Collected data –
----------
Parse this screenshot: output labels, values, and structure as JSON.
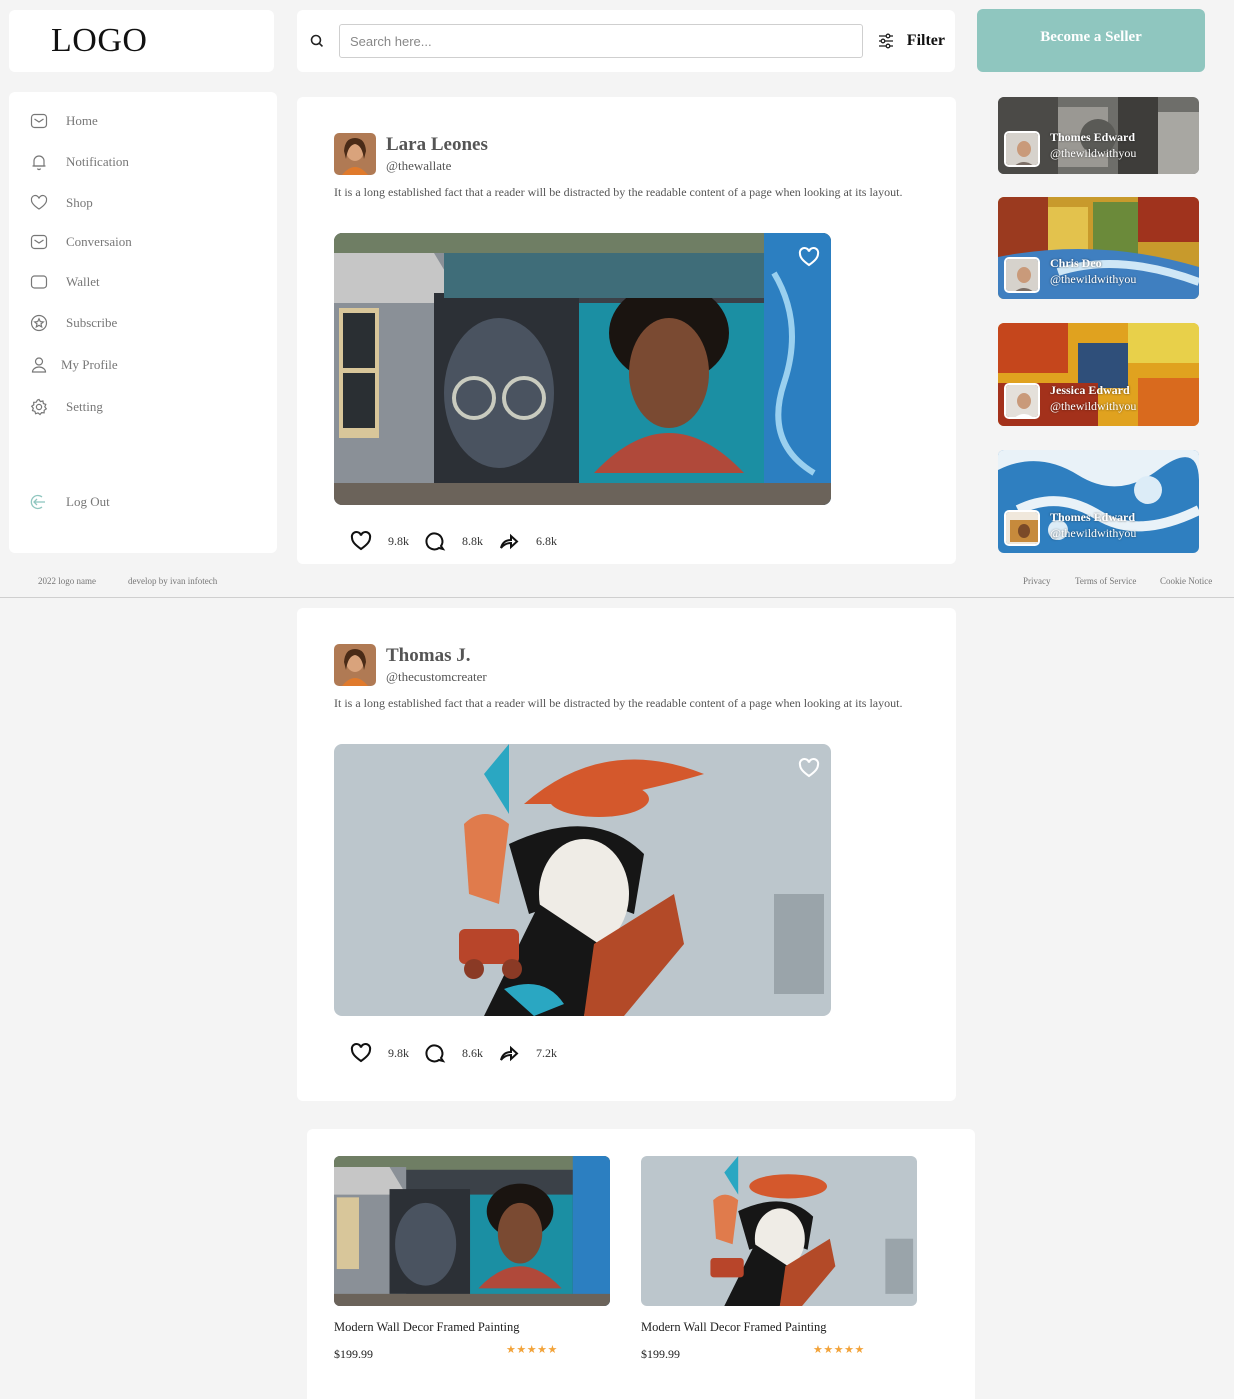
{
  "brand": {
    "logo": "LOGO"
  },
  "search": {
    "placeholder": "Search here...",
    "filter_label": "Filter"
  },
  "header": {
    "become_seller": "Become a Seller"
  },
  "sidebar": {
    "items": [
      {
        "label": "Home",
        "icon": "mail-icon"
      },
      {
        "label": "Notification",
        "icon": "bell-icon"
      },
      {
        "label": "Shop",
        "icon": "heart-icon"
      },
      {
        "label": "Conversaion",
        "icon": "message-icon"
      },
      {
        "label": "Wallet",
        "icon": "wallet-icon"
      },
      {
        "label": "Subscribe",
        "icon": "subscribe-icon"
      },
      {
        "label": "My Profile",
        "icon": "user-icon"
      },
      {
        "label": "Setting",
        "icon": "gear-icon"
      }
    ],
    "logout": {
      "label": "Log Out",
      "icon": "logout-icon"
    }
  },
  "footer": {
    "copyright": "2022 logo name",
    "credit": "develop by ivan infotech",
    "links": [
      "Privacy",
      "Terms of Service",
      "Cookie Notice"
    ]
  },
  "posts": [
    {
      "name": "Lara Leones",
      "handle": "@thewallate",
      "text": "It is a long established fact that a reader will be distracted by the readable content of a page when looking at its layout.",
      "likes": "9.8k",
      "comments": "8.8k",
      "shares": "6.8k"
    },
    {
      "name": "Thomas J.",
      "handle": "@thecustomcreater",
      "text": "It is a long established fact that a reader will be distracted by the readable content of a page when looking at its layout.",
      "likes": "9.8k",
      "comments": "8.6k",
      "shares": "7.2k"
    }
  ],
  "suggestions": [
    {
      "name": "Thomes Edward",
      "handle": "@thewildwithyou"
    },
    {
      "name": "Chris Deo",
      "handle": "@thewildwithyou"
    },
    {
      "name": "Jessica Edward",
      "handle": "@thewildwithyou"
    },
    {
      "name": "Thomes Edward",
      "handle": "@thewildwithyou"
    }
  ],
  "products": [
    {
      "title": "Modern Wall Decor Framed Painting",
      "price": "$199.99",
      "stars": "★★★★★",
      "rating": 5
    },
    {
      "title": "Modern Wall Decor Framed Painting",
      "price": "$199.99",
      "stars": "★★★★★",
      "rating": 5
    }
  ],
  "colors": {
    "accent": "#8fc6bf",
    "background": "#f4f4f4",
    "star": "#f2a33a"
  }
}
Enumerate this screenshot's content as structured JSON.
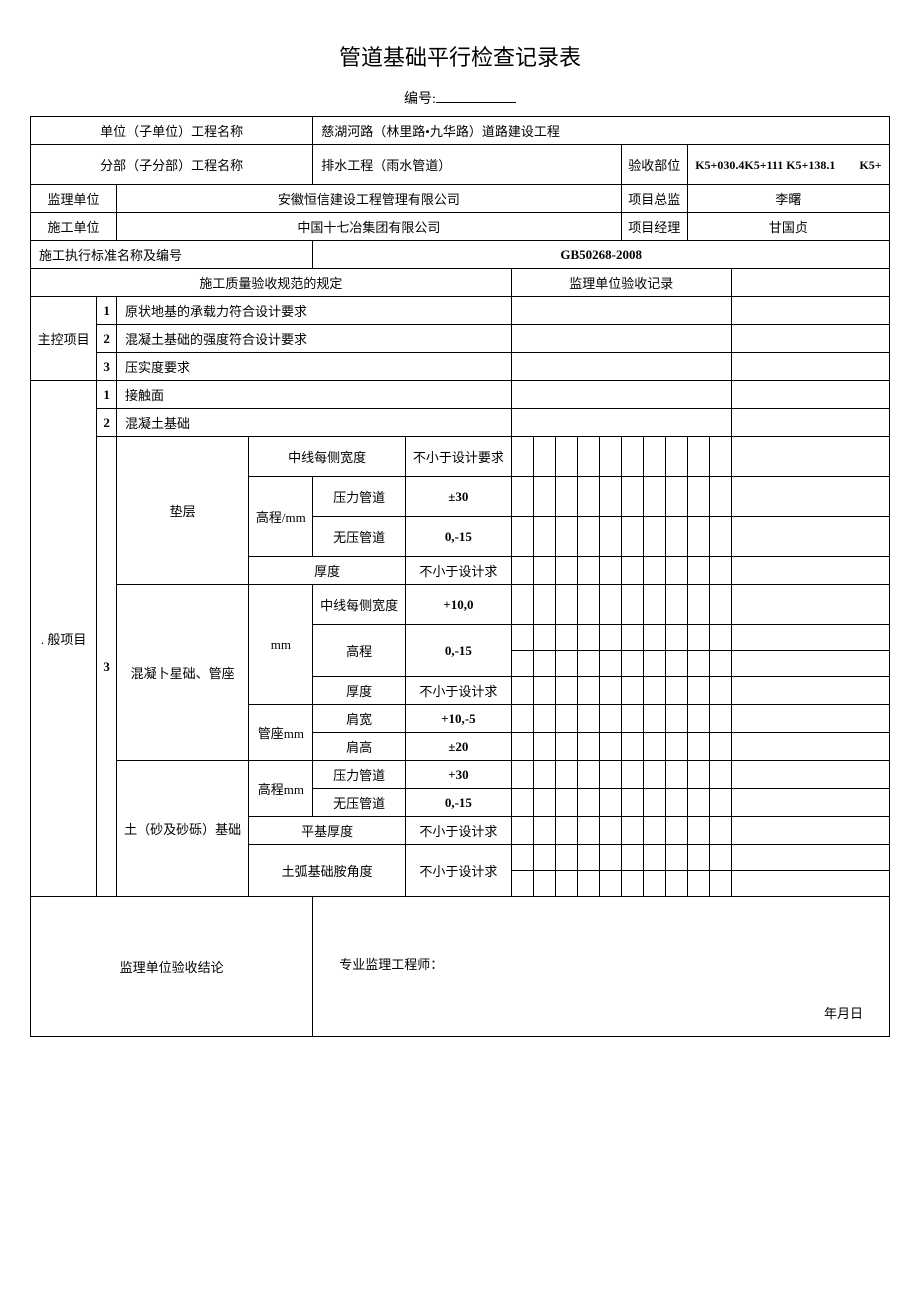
{
  "title": "管道基础平行检查记录表",
  "serial_label": "编号:",
  "header": {
    "unit_project_label": "单位（子单位）工程名称",
    "unit_project_value": "慈湖河路（林里路•九华路）道路建设工程",
    "sub_project_label": "分部（子分部）工程名称",
    "sub_project_value": "排水工程（雨水管道）",
    "accept_part_label": "验收部位",
    "accept_part_value": "K5+030.4K5+111 K5+138.1　　K5+",
    "supervisor_label": "监理单位",
    "supervisor_value": "安徽恒信建设工程管理有限公司",
    "pm_director_label": "项目总监",
    "pm_director_value": "李曙",
    "construction_label": "施工单位",
    "construction_value": "中国十七冶集团有限公司",
    "pm_manager_label": "项目经理",
    "pm_manager_value": "甘国贞",
    "standard_label": "施工执行标准名称及编号",
    "standard_value": "GB50268-2008",
    "quality_spec_label": "施工质量验收规范的规定",
    "supervisor_record_label": "监理单位验收记录"
  },
  "main_control": {
    "label": "主控项目",
    "items": [
      {
        "no": "1",
        "desc": "原状地基的承载力符合设计要求"
      },
      {
        "no": "2",
        "desc": "混凝土基础的强度符合设计要求"
      },
      {
        "no": "3",
        "desc": "压实度要求"
      }
    ]
  },
  "general": {
    "label": ". 般项目",
    "items_simple": [
      {
        "no": "1",
        "desc": "接触面"
      },
      {
        "no": "2",
        "desc": "混凝土基础"
      }
    ],
    "group_no": "3",
    "dianceng": {
      "label": "垫层",
      "centerline": "中线每侧宽度",
      "centerline_req": "不小于设计要求",
      "elevation": "高程/mm",
      "pressure_pipe": "压力管道",
      "pressure_val": "±30",
      "nopressure_pipe": "无压管道",
      "nopressure_val": "0,-15",
      "thickness": "厚度",
      "thickness_req": "不小于设计求"
    },
    "concrete": {
      "label": "混凝卜星础、管座",
      "mm": "mm",
      "centerline": "中线每侧宽度",
      "centerline_val": "+10,0",
      "elevation": "高程",
      "elevation_val": "0,-15",
      "thickness": "厚度",
      "thickness_req": "不小于设计求",
      "seat": "管座mm",
      "shoulder_w": "肩宽",
      "shoulder_w_val": "+10,-5",
      "shoulder_h": "肩高",
      "shoulder_h_val": "±20"
    },
    "soil": {
      "label": "土（砂及砂砾）基础",
      "elev_mm": "高程mm",
      "pressure_pipe": "压力管道",
      "pressure_val": "+30",
      "nopressure_pipe": "无压管道",
      "nopressure_val": "0,-15",
      "flat_thick": "平基厚度",
      "flat_thick_req": "不小于设计求",
      "arc_angle": "土弧基础胺角度",
      "arc_angle_req": "不小于设计求"
    }
  },
  "footer": {
    "conclusion_label": "监理单位验收结论",
    "engineer_label": "专业监理工程师：",
    "date_label": "年月日"
  }
}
----------
Exercise goal – All the records above need to be given again word for word. Skip the pictures.

Problem solution –
Parse this screenshot: output labels, values, and structure as JSON.
{
  "brand": {
    "logo": "LOGO"
  },
  "search": {
    "placeholder": "Search here...",
    "filter_label": "Filter"
  },
  "header": {
    "become_seller": "Become a Seller"
  },
  "sidebar": {
    "items": [
      {
        "label": "Home",
        "icon": "mail-icon"
      },
      {
        "label": "Notification",
        "icon": "bell-icon"
      },
      {
        "label": "Shop",
        "icon": "heart-icon"
      },
      {
        "label": "Conversaion",
        "icon": "message-icon"
      },
      {
        "label": "Wallet",
        "icon": "wallet-icon"
      },
      {
        "label": "Subscribe",
        "icon": "subscribe-icon"
      },
      {
        "label": "My Profile",
        "icon": "user-icon"
      },
      {
        "label": "Setting",
        "icon": "gear-icon"
      }
    ],
    "logout": {
      "label": "Log Out",
      "icon": "logout-icon"
    }
  },
  "footer": {
    "copyright": "2022 logo name",
    "credit": "develop by ivan infotech",
    "links": [
      "Privacy",
      "Terms of Service",
      "Cookie Notice"
    ]
  },
  "posts": [
    {
      "name": "Lara Leones",
      "handle": "@thewallate",
      "text": "It is a long established fact that a reader will be distracted by the readable content of a page when looking at its layout.",
      "likes": "9.8k",
      "comments": "8.8k",
      "shares": "6.8k"
    },
    {
      "name": "Thomas J.",
      "handle": "@thecustomcreater",
      "text": "It is a long established fact that a reader will be distracted by the readable content of a page when looking at its layout.",
      "likes": "9.8k",
      "comments": "8.6k",
      "shares": "7.2k"
    }
  ],
  "suggestions": [
    {
      "name": "Thomes Edward",
      "handle": "@thewildwithyou"
    },
    {
      "name": "Chris Deo",
      "handle": "@thewildwithyou"
    },
    {
      "name": "Jessica Edward",
      "handle": "@thewildwithyou"
    },
    {
      "name": "Thomes Edward",
      "handle": "@thewildwithyou"
    }
  ],
  "products": [
    {
      "title": "Modern Wall Decor Framed Painting",
      "price": "$199.99",
      "stars": "★★★★★",
      "rating": 5
    },
    {
      "title": "Modern Wall Decor Framed Painting",
      "price": "$199.99",
      "stars": "★★★★★",
      "rating": 5
    }
  ],
  "colors": {
    "accent": "#8fc6bf",
    "background": "#f4f4f4",
    "star": "#f2a33a"
  }
}
Enumerate this screenshot's content as structured JSON.
{
  "title": "管道基础平行检查记录表",
  "serial_label": "编号:",
  "header": {
    "unit_project_label": "单位（子单位）工程名称",
    "unit_project_value": "慈湖河路（林里路•九华路）道路建设工程",
    "sub_project_label": "分部（子分部）工程名称",
    "sub_project_value": "排水工程（雨水管道）",
    "accept_part_label": "验收部位",
    "accept_part_value": "K5+030.4K5+111 K5+138.1　　K5+",
    "supervisor_label": "监理单位",
    "supervisor_value": "安徽恒信建设工程管理有限公司",
    "pm_director_label": "项目总监",
    "pm_director_value": "李曙",
    "construction_label": "施工单位",
    "construction_value": "中国十七冶集团有限公司",
    "pm_manager_label": "项目经理",
    "pm_manager_value": "甘国贞",
    "standard_label": "施工执行标准名称及编号",
    "standard_value": "GB50268-2008",
    "quality_spec_label": "施工质量验收规范的规定",
    "supervisor_record_label": "监理单位验收记录"
  },
  "main_control": {
    "label": "主控项目",
    "items": [
      {
        "no": "1",
        "desc": "原状地基的承载力符合设计要求"
      },
      {
        "no": "2",
        "desc": "混凝土基础的强度符合设计要求"
      },
      {
        "no": "3",
        "desc": "压实度要求"
      }
    ]
  },
  "general": {
    "label": ". 般项目",
    "items_simple": [
      {
        "no": "1",
        "desc": "接触面"
      },
      {
        "no": "2",
        "desc": "混凝土基础"
      }
    ],
    "group_no": "3",
    "dianceng": {
      "label": "垫层",
      "centerline": "中线每侧宽度",
      "centerline_req": "不小于设计要求",
      "elevation": "高程/mm",
      "pressure_pipe": "压力管道",
      "pressure_val": "±30",
      "nopressure_pipe": "无压管道",
      "nopressure_val": "0,-15",
      "thickness": "厚度",
      "thickness_req": "不小于设计求"
    },
    "concrete": {
      "label": "混凝卜星础、管座",
      "mm": "mm",
      "centerline": "中线每侧宽度",
      "centerline_val": "+10,0",
      "elevation": "高程",
      "elevation_val": "0,-15",
      "thickness": "厚度",
      "thickness_req": "不小于设计求",
      "seat": "管座mm",
      "shoulder_w": "肩宽",
      "shoulder_w_val": "+10,-5",
      "shoulder_h": "肩高",
      "shoulder_h_val": "±20"
    },
    "soil": {
      "label": "土（砂及砂砾）基础",
      "elev_mm": "高程mm",
      "pressure_pipe": "压力管道",
      "pressure_val": "+30",
      "nopressure_pipe": "无压管道",
      "nopressure_val": "0,-15",
      "flat_thick": "平基厚度",
      "flat_thick_req": "不小于设计求",
      "arc_angle": "土弧基础胺角度",
      "arc_angle_req": "不小于设计求"
    }
  },
  "footer": {
    "conclusion_label": "监理单位验收结论",
    "engineer_label": "专业监理工程师：",
    "date_label": "年月日"
  }
}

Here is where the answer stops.